WORK REQUIRED:
Print the listing in its entirety and exactly, leaving out images.

_____

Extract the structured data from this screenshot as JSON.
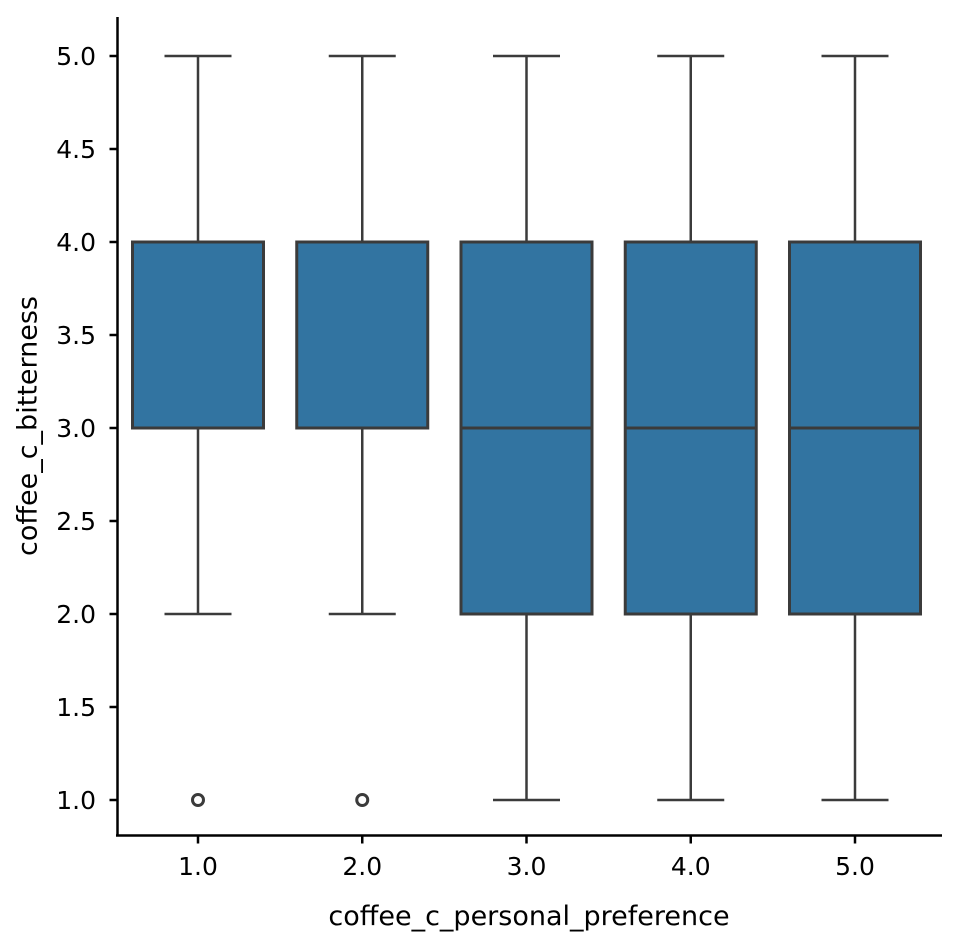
{
  "figure": {
    "background_color": "#ffffff",
    "text_color": "#000000",
    "spine_color": "#000000"
  },
  "chart_data": {
    "type": "box",
    "title": "",
    "xlabel": "coffee_c_personal_preference",
    "ylabel": "coffee_c_bitterness",
    "categories": [
      "1.0",
      "2.0",
      "3.0",
      "4.0",
      "5.0"
    ],
    "y_tick_labels": [
      "1.0",
      "1.5",
      "2.0",
      "2.5",
      "3.0",
      "3.5",
      "4.0",
      "4.5",
      "5.0"
    ],
    "y_tick_values": [
      1.0,
      1.5,
      2.0,
      2.5,
      3.0,
      3.5,
      4.0,
      4.5,
      5.0
    ],
    "ylim": [
      0.79,
      5.21
    ],
    "grid": false,
    "legend": null,
    "box_fill_color": "#3274A1",
    "line_color": "#3B3B3B",
    "outlier_fill_color": "#ffffff",
    "boxes": [
      {
        "category": "1.0",
        "whisker_low": 2.0,
        "q1": 3.0,
        "median": 4.0,
        "q3": 4.0,
        "whisker_high": 5.0,
        "outliers": [
          1.0
        ]
      },
      {
        "category": "2.0",
        "whisker_low": 2.0,
        "q1": 3.0,
        "median": 4.0,
        "q3": 4.0,
        "whisker_high": 5.0,
        "outliers": [
          1.0
        ]
      },
      {
        "category": "3.0",
        "whisker_low": 1.0,
        "q1": 2.0,
        "median": 3.0,
        "q3": 4.0,
        "whisker_high": 5.0,
        "outliers": []
      },
      {
        "category": "4.0",
        "whisker_low": 1.0,
        "q1": 2.0,
        "median": 3.0,
        "q3": 4.0,
        "whisker_high": 5.0,
        "outliers": []
      },
      {
        "category": "5.0",
        "whisker_low": 1.0,
        "q1": 2.0,
        "median": 3.0,
        "q3": 4.0,
        "whisker_high": 5.0,
        "outliers": []
      }
    ]
  }
}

_____

EXPECTED OUTPUT:
Extract the structured data from this screenshot as JSON.
{
  "figure": {
    "background_color": "#ffffff",
    "text_color": "#000000",
    "spine_color": "#000000"
  },
  "chart_data": {
    "type": "box",
    "title": "",
    "xlabel": "coffee_c_personal_preference",
    "ylabel": "coffee_c_bitterness",
    "categories": [
      "1.0",
      "2.0",
      "3.0",
      "4.0",
      "5.0"
    ],
    "y_tick_labels": [
      "1.0",
      "1.5",
      "2.0",
      "2.5",
      "3.0",
      "3.5",
      "4.0",
      "4.5",
      "5.0"
    ],
    "y_tick_values": [
      1.0,
      1.5,
      2.0,
      2.5,
      3.0,
      3.5,
      4.0,
      4.5,
      5.0
    ],
    "ylim": [
      0.79,
      5.21
    ],
    "grid": false,
    "legend": null,
    "box_fill_color": "#3274A1",
    "line_color": "#3B3B3B",
    "outlier_fill_color": "#ffffff",
    "boxes": [
      {
        "category": "1.0",
        "whisker_low": 2.0,
        "q1": 3.0,
        "median": 4.0,
        "q3": 4.0,
        "whisker_high": 5.0,
        "outliers": [
          1.0
        ]
      },
      {
        "category": "2.0",
        "whisker_low": 2.0,
        "q1": 3.0,
        "median": 4.0,
        "q3": 4.0,
        "whisker_high": 5.0,
        "outliers": [
          1.0
        ]
      },
      {
        "category": "3.0",
        "whisker_low": 1.0,
        "q1": 2.0,
        "median": 3.0,
        "q3": 4.0,
        "whisker_high": 5.0,
        "outliers": []
      },
      {
        "category": "4.0",
        "whisker_low": 1.0,
        "q1": 2.0,
        "median": 3.0,
        "q3": 4.0,
        "whisker_high": 5.0,
        "outliers": []
      },
      {
        "category": "5.0",
        "whisker_low": 1.0,
        "q1": 2.0,
        "median": 3.0,
        "q3": 4.0,
        "whisker_high": 5.0,
        "outliers": []
      }
    ]
  }
}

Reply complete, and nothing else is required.